▸ **Schriftliche Anweisung**
Tippe die Einträge vom Anfang bis einschließlich der Zeile mit „Polygon shape (190, 425, 245, 478)“ unverändert ab.

Einträge aus einer Sammlung:
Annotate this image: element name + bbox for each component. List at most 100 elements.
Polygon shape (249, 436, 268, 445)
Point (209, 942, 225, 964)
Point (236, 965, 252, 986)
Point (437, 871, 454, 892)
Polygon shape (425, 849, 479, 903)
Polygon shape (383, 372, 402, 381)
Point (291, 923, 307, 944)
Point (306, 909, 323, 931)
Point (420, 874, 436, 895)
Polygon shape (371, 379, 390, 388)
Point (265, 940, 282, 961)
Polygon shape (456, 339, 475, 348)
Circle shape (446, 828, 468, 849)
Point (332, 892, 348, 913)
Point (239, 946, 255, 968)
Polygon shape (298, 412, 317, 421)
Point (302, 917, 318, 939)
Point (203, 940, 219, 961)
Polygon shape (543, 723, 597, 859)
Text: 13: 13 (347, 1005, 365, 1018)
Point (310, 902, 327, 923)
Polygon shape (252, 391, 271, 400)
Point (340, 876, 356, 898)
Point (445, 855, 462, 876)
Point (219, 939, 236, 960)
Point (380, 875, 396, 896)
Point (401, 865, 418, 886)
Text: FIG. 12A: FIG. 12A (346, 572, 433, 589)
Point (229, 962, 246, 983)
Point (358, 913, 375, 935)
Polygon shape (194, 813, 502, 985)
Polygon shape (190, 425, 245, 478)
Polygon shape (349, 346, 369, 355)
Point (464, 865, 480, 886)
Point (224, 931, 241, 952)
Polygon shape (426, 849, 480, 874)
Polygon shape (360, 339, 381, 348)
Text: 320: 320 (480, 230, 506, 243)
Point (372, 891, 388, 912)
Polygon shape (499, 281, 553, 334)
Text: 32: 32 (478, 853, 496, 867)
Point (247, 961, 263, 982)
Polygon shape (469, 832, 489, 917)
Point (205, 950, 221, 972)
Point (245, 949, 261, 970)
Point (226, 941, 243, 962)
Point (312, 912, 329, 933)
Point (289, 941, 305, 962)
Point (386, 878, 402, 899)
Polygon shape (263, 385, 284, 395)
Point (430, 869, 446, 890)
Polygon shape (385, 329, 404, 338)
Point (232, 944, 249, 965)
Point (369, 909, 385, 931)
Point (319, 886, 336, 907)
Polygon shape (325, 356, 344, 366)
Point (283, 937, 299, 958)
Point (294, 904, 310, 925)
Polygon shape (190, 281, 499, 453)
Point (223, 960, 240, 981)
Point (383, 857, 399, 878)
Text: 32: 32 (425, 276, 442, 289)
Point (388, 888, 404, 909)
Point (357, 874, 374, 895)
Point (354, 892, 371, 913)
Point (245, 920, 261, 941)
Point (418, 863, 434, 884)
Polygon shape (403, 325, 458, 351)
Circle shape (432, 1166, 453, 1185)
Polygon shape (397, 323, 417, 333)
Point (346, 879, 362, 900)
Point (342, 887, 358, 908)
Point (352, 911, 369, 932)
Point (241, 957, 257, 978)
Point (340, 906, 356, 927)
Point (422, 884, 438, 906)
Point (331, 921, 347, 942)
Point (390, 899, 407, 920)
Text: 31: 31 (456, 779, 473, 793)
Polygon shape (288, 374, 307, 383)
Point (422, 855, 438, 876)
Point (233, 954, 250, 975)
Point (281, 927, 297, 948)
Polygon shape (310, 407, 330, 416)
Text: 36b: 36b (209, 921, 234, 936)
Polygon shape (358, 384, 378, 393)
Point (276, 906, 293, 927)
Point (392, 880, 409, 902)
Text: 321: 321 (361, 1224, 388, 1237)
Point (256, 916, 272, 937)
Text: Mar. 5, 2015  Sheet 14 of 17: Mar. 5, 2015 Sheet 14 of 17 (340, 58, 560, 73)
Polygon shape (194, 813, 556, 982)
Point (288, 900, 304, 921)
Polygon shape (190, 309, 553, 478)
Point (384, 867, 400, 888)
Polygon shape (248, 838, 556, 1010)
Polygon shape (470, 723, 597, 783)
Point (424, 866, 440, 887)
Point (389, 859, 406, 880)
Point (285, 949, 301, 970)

▸ **Ergebnis**
Annotate this image: element name + bbox for each component. List at most 100 elements.
Polygon shape (249, 436, 268, 445)
Point (209, 942, 225, 964)
Point (236, 965, 252, 986)
Point (437, 871, 454, 892)
Polygon shape (425, 849, 479, 903)
Polygon shape (383, 372, 402, 381)
Point (291, 923, 307, 944)
Point (306, 909, 323, 931)
Point (420, 874, 436, 895)
Polygon shape (371, 379, 390, 388)
Point (265, 940, 282, 961)
Polygon shape (456, 339, 475, 348)
Circle shape (446, 828, 468, 849)
Point (332, 892, 348, 913)
Point (239, 946, 255, 968)
Polygon shape (298, 412, 317, 421)
Point (302, 917, 318, 939)
Point (203, 940, 219, 961)
Polygon shape (543, 723, 597, 859)
Text: 13: 13 (347, 1005, 365, 1018)
Point (310, 902, 327, 923)
Polygon shape (252, 391, 271, 400)
Point (340, 876, 356, 898)
Point (445, 855, 462, 876)
Point (219, 939, 236, 960)
Point (380, 875, 396, 896)
Point (401, 865, 418, 886)
Text: FIG. 12A: FIG. 12A (346, 572, 433, 589)
Point (229, 962, 246, 983)
Point (358, 913, 375, 935)
Polygon shape (194, 813, 502, 985)
Polygon shape (190, 425, 245, 478)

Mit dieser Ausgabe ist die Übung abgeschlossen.